» **Work to do**: Copy out each line of the listing that has the word "Analysis" in it.

** start Dataset extract **

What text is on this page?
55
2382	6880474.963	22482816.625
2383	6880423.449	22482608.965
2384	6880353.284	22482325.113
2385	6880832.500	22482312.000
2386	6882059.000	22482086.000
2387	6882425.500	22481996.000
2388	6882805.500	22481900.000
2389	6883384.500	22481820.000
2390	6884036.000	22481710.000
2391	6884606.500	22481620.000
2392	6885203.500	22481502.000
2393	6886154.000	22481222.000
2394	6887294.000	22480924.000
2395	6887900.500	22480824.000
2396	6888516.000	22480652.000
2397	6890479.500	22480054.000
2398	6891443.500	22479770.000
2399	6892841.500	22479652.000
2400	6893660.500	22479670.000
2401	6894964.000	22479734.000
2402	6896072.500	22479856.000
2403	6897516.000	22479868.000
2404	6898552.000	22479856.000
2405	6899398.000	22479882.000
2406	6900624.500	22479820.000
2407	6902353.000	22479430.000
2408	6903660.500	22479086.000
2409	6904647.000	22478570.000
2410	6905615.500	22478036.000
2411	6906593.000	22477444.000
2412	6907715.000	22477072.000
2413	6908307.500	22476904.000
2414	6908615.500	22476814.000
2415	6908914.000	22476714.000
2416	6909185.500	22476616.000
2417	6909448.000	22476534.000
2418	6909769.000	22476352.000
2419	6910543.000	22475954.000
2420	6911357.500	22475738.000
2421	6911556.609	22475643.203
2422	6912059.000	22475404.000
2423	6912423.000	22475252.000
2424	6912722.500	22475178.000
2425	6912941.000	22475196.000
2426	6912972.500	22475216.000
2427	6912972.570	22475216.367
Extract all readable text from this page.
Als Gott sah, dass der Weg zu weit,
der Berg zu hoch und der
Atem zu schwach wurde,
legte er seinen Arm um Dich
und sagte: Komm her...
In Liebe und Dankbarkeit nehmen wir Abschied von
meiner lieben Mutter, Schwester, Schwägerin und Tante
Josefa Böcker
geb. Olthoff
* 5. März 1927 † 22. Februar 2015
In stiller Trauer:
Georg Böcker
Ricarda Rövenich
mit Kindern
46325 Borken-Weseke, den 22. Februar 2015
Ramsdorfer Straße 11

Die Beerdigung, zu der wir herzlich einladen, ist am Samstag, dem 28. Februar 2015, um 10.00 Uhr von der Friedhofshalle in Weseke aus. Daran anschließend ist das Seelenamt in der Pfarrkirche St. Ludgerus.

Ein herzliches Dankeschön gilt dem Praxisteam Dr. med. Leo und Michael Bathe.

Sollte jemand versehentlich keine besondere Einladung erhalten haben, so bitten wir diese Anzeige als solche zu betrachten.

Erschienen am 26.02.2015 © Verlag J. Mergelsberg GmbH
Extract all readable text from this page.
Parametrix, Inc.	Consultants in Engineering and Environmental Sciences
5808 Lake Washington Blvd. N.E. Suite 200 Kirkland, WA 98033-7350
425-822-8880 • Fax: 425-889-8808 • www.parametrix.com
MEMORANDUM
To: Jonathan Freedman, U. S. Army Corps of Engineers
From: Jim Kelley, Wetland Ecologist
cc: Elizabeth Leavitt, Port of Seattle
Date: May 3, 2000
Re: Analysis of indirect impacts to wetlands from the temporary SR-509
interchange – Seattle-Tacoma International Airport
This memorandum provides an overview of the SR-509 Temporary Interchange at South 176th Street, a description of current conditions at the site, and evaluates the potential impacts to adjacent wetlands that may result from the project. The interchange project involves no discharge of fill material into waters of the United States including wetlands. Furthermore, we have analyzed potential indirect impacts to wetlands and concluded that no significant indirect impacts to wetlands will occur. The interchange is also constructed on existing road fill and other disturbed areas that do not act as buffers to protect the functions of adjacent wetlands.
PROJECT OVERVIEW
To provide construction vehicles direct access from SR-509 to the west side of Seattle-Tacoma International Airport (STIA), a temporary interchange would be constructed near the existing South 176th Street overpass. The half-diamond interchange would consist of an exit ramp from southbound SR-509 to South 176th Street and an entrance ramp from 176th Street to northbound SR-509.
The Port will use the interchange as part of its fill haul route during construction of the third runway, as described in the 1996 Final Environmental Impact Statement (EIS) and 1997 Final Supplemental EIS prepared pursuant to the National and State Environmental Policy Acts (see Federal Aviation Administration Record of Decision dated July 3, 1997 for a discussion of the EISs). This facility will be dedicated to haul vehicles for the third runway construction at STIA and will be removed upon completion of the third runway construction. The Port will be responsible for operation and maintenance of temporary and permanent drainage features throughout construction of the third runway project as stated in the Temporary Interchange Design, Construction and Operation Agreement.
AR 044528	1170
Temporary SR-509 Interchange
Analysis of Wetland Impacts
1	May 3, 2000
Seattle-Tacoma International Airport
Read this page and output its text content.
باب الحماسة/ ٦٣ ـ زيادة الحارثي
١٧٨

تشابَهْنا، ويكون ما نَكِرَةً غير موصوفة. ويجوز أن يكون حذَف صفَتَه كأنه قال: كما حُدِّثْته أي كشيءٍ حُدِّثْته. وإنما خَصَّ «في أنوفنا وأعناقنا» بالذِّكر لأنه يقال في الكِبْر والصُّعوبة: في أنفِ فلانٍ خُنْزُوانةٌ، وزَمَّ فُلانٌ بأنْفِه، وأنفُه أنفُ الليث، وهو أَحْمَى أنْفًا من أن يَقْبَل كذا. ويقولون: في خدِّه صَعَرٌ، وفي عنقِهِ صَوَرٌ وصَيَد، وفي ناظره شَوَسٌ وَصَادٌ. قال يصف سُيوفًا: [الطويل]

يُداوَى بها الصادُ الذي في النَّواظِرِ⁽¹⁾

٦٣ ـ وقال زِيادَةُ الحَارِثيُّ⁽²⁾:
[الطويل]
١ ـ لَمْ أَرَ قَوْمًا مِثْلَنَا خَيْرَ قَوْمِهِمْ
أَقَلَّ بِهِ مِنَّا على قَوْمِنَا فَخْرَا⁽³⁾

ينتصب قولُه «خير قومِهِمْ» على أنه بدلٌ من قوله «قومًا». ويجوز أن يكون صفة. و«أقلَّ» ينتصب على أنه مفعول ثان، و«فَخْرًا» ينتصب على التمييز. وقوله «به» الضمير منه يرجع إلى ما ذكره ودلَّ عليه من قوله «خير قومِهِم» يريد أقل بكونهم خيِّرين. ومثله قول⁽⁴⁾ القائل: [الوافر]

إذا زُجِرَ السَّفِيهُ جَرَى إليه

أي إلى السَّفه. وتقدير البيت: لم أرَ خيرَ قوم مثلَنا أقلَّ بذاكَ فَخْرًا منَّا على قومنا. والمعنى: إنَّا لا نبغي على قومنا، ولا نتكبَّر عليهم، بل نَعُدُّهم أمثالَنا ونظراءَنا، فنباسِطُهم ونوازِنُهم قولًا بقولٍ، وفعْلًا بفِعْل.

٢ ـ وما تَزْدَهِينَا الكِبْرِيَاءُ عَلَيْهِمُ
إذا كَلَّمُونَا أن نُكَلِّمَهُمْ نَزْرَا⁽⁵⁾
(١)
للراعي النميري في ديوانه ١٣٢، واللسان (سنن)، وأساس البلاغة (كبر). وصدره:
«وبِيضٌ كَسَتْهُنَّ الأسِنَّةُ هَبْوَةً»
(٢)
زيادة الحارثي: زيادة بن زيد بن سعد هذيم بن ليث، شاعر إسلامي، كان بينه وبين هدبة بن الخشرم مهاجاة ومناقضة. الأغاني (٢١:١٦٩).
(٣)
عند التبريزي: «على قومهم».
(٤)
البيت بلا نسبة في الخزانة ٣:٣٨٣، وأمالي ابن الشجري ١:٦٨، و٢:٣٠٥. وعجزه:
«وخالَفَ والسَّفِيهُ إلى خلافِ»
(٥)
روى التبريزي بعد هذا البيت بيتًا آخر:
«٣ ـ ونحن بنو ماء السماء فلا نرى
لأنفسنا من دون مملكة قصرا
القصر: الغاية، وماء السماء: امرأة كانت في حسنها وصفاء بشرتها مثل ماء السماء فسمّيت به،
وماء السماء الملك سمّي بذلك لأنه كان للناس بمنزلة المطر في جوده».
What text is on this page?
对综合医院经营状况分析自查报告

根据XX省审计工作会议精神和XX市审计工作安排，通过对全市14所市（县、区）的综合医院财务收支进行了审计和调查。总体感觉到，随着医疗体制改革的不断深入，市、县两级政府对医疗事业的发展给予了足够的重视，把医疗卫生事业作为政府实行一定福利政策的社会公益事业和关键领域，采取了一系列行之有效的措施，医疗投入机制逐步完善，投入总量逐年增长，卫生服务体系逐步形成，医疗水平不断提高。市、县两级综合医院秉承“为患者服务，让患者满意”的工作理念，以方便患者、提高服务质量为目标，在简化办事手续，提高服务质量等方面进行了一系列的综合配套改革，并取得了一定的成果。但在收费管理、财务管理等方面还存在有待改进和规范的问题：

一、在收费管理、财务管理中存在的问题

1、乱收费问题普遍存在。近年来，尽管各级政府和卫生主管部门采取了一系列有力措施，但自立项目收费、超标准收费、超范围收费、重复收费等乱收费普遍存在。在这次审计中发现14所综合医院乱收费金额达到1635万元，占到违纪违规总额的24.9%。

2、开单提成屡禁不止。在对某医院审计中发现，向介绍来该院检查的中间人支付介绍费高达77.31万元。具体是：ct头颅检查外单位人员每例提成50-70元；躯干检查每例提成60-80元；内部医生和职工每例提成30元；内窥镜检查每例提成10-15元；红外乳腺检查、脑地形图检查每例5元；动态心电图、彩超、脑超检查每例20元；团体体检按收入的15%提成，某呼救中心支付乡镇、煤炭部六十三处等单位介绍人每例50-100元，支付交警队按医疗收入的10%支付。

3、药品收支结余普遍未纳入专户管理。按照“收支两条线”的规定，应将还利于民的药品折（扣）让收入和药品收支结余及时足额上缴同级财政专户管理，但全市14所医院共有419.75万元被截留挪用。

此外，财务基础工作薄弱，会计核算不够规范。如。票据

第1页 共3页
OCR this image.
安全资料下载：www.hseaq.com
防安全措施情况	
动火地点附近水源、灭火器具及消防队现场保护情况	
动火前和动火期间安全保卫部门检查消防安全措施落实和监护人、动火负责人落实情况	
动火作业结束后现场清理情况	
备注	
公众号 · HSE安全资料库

** end Dataset extract **

» **Worked solution**:
Re: Analysis of indirect impacts to wetlands from the temporary SR-509
Analysis of Wetland Impacts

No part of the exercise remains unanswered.